[START INPUT ROWS]

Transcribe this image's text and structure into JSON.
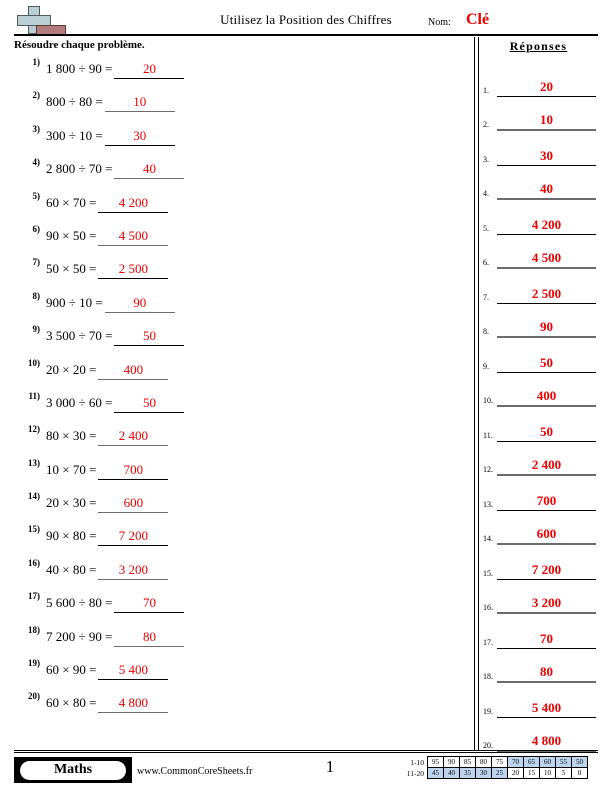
{
  "header": {
    "logo_icon": "plus-blocks-logo",
    "title": "Utilisez la Position des Chiffres",
    "name_label": "Nom:",
    "name_value": "Clé"
  },
  "instruction": "Résoudre chaque problème.",
  "answers_header": "Réponses",
  "problems": [
    {
      "num": "1)",
      "text": "1 800 ÷ 90 =",
      "answer": "20"
    },
    {
      "num": "2)",
      "text": "800 ÷ 80 =",
      "answer": "10"
    },
    {
      "num": "3)",
      "text": "300 ÷ 10 =",
      "answer": "30"
    },
    {
      "num": "4)",
      "text": "2 800 ÷ 70 =",
      "answer": "40"
    },
    {
      "num": "5)",
      "text": "60 × 70 =",
      "answer": "4 200"
    },
    {
      "num": "6)",
      "text": "90 × 50 =",
      "answer": "4 500"
    },
    {
      "num": "7)",
      "text": "50 × 50 =",
      "answer": "2 500"
    },
    {
      "num": "8)",
      "text": "900 ÷ 10 =",
      "answer": "90"
    },
    {
      "num": "9)",
      "text": "3 500 ÷ 70 =",
      "answer": "50"
    },
    {
      "num": "10)",
      "text": "20 × 20 =",
      "answer": "400"
    },
    {
      "num": "11)",
      "text": "3 000 ÷ 60 =",
      "answer": "50"
    },
    {
      "num": "12)",
      "text": "80 × 30 =",
      "answer": "2 400"
    },
    {
      "num": "13)",
      "text": "10 × 70 =",
      "answer": "700"
    },
    {
      "num": "14)",
      "text": "20 × 30 =",
      "answer": "600"
    },
    {
      "num": "15)",
      "text": "90 × 80 =",
      "answer": "7 200"
    },
    {
      "num": "16)",
      "text": "40 × 80 =",
      "answer": "3 200"
    },
    {
      "num": "17)",
      "text": "5 600 ÷ 80 =",
      "answer": "70"
    },
    {
      "num": "18)",
      "text": "7 200 ÷ 90 =",
      "answer": "80"
    },
    {
      "num": "19)",
      "text": "60 × 90 =",
      "answer": "5 400"
    },
    {
      "num": "20)",
      "text": "60 × 80 =",
      "answer": "4 800"
    }
  ],
  "answer_list": [
    {
      "idx": "1.",
      "value": "20"
    },
    {
      "idx": "2.",
      "value": "10"
    },
    {
      "idx": "3.",
      "value": "30"
    },
    {
      "idx": "4.",
      "value": "40"
    },
    {
      "idx": "5.",
      "value": "4 200"
    },
    {
      "idx": "6.",
      "value": "4 500"
    },
    {
      "idx": "7.",
      "value": "2 500"
    },
    {
      "idx": "8.",
      "value": "90"
    },
    {
      "idx": "9.",
      "value": "50"
    },
    {
      "idx": "10.",
      "value": "400"
    },
    {
      "idx": "11.",
      "value": "50"
    },
    {
      "idx": "12.",
      "value": "2 400"
    },
    {
      "idx": "13.",
      "value": "700"
    },
    {
      "idx": "14.",
      "value": "600"
    },
    {
      "idx": "15.",
      "value": "7 200"
    },
    {
      "idx": "16.",
      "value": "3 200"
    },
    {
      "idx": "17.",
      "value": "70"
    },
    {
      "idx": "18.",
      "value": "80"
    },
    {
      "idx": "19.",
      "value": "5 400"
    },
    {
      "idx": "20.",
      "value": "4 800"
    }
  ],
  "footer": {
    "subject_badge": "Maths",
    "site_url": "www.CommonCoreSheets.fr",
    "page_number": "1",
    "score_table": {
      "row1_label": "1-10",
      "row2_label": "11-20",
      "row1": [
        {
          "v": "95",
          "hl": false
        },
        {
          "v": "90",
          "hl": false
        },
        {
          "v": "85",
          "hl": false
        },
        {
          "v": "80",
          "hl": false
        },
        {
          "v": "75",
          "hl": false
        },
        {
          "v": "70",
          "hl": true
        },
        {
          "v": "65",
          "hl": true
        },
        {
          "v": "60",
          "hl": true
        },
        {
          "v": "55",
          "hl": true
        },
        {
          "v": "50",
          "hl": true
        }
      ],
      "row2": [
        {
          "v": "45",
          "hl": true
        },
        {
          "v": "40",
          "hl": true
        },
        {
          "v": "35",
          "hl": true
        },
        {
          "v": "30",
          "hl": true
        },
        {
          "v": "25",
          "hl": true
        },
        {
          "v": "20",
          "hl": false
        },
        {
          "v": "15",
          "hl": false
        },
        {
          "v": "10",
          "hl": false
        },
        {
          "v": "5",
          "hl": false
        },
        {
          "v": "0",
          "hl": false
        }
      ]
    }
  },
  "colors": {
    "answer_red": "#ee0000",
    "highlight_blue": "#bcd4ee",
    "logo_blue": "#b9cfd4",
    "logo_red": "#b37c7c"
  }
}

[END INPUT ROWS]

TASK GOAL:
Every entry above is to be set down exactly; the pictures are to be left out.

WORKED ANSWER:
Transcribe this image's text and structure into JSON.
{
  "header": {
    "logo_icon": "plus-blocks-logo",
    "title": "Utilisez la Position des Chiffres",
    "name_label": "Nom:",
    "name_value": "Clé"
  },
  "instruction": "Résoudre chaque problème.",
  "answers_header": "Réponses",
  "problems": [
    {
      "num": "1)",
      "text": "1 800 ÷ 90 =",
      "answer": "20"
    },
    {
      "num": "2)",
      "text": "800 ÷ 80 =",
      "answer": "10"
    },
    {
      "num": "3)",
      "text": "300 ÷ 10 =",
      "answer": "30"
    },
    {
      "num": "4)",
      "text": "2 800 ÷ 70 =",
      "answer": "40"
    },
    {
      "num": "5)",
      "text": "60 × 70 =",
      "answer": "4 200"
    },
    {
      "num": "6)",
      "text": "90 × 50 =",
      "answer": "4 500"
    },
    {
      "num": "7)",
      "text": "50 × 50 =",
      "answer": "2 500"
    },
    {
      "num": "8)",
      "text": "900 ÷ 10 =",
      "answer": "90"
    },
    {
      "num": "9)",
      "text": "3 500 ÷ 70 =",
      "answer": "50"
    },
    {
      "num": "10)",
      "text": "20 × 20 =",
      "answer": "400"
    },
    {
      "num": "11)",
      "text": "3 000 ÷ 60 =",
      "answer": "50"
    },
    {
      "num": "12)",
      "text": "80 × 30 =",
      "answer": "2 400"
    },
    {
      "num": "13)",
      "text": "10 × 70 =",
      "answer": "700"
    },
    {
      "num": "14)",
      "text": "20 × 30 =",
      "answer": "600"
    },
    {
      "num": "15)",
      "text": "90 × 80 =",
      "answer": "7 200"
    },
    {
      "num": "16)",
      "text": "40 × 80 =",
      "answer": "3 200"
    },
    {
      "num": "17)",
      "text": "5 600 ÷ 80 =",
      "answer": "70"
    },
    {
      "num": "18)",
      "text": "7 200 ÷ 90 =",
      "answer": "80"
    },
    {
      "num": "19)",
      "text": "60 × 90 =",
      "answer": "5 400"
    },
    {
      "num": "20)",
      "text": "60 × 80 =",
      "answer": "4 800"
    }
  ],
  "answer_list": [
    {
      "idx": "1.",
      "value": "20"
    },
    {
      "idx": "2.",
      "value": "10"
    },
    {
      "idx": "3.",
      "value": "30"
    },
    {
      "idx": "4.",
      "value": "40"
    },
    {
      "idx": "5.",
      "value": "4 200"
    },
    {
      "idx": "6.",
      "value": "4 500"
    },
    {
      "idx": "7.",
      "value": "2 500"
    },
    {
      "idx": "8.",
      "value": "90"
    },
    {
      "idx": "9.",
      "value": "50"
    },
    {
      "idx": "10.",
      "value": "400"
    },
    {
      "idx": "11.",
      "value": "50"
    },
    {
      "idx": "12.",
      "value": "2 400"
    },
    {
      "idx": "13.",
      "value": "700"
    },
    {
      "idx": "14.",
      "value": "600"
    },
    {
      "idx": "15.",
      "value": "7 200"
    },
    {
      "idx": "16.",
      "value": "3 200"
    },
    {
      "idx": "17.",
      "value": "70"
    },
    {
      "idx": "18.",
      "value": "80"
    },
    {
      "idx": "19.",
      "value": "5 400"
    },
    {
      "idx": "20.",
      "value": "4 800"
    }
  ],
  "footer": {
    "subject_badge": "Maths",
    "site_url": "www.CommonCoreSheets.fr",
    "page_number": "1",
    "score_table": {
      "row1_label": "1-10",
      "row2_label": "11-20",
      "row1": [
        {
          "v": "95",
          "hl": false
        },
        {
          "v": "90",
          "hl": false
        },
        {
          "v": "85",
          "hl": false
        },
        {
          "v": "80",
          "hl": false
        },
        {
          "v": "75",
          "hl": false
        },
        {
          "v": "70",
          "hl": true
        },
        {
          "v": "65",
          "hl": true
        },
        {
          "v": "60",
          "hl": true
        },
        {
          "v": "55",
          "hl": true
        },
        {
          "v": "50",
          "hl": true
        }
      ],
      "row2": [
        {
          "v": "45",
          "hl": true
        },
        {
          "v": "40",
          "hl": true
        },
        {
          "v": "35",
          "hl": true
        },
        {
          "v": "30",
          "hl": true
        },
        {
          "v": "25",
          "hl": true
        },
        {
          "v": "20",
          "hl": false
        },
        {
          "v": "15",
          "hl": false
        },
        {
          "v": "10",
          "hl": false
        },
        {
          "v": "5",
          "hl": false
        },
        {
          "v": "0",
          "hl": false
        }
      ]
    }
  },
  "colors": {
    "answer_red": "#ee0000",
    "highlight_blue": "#bcd4ee",
    "logo_blue": "#b9cfd4",
    "logo_red": "#b37c7c"
  }
}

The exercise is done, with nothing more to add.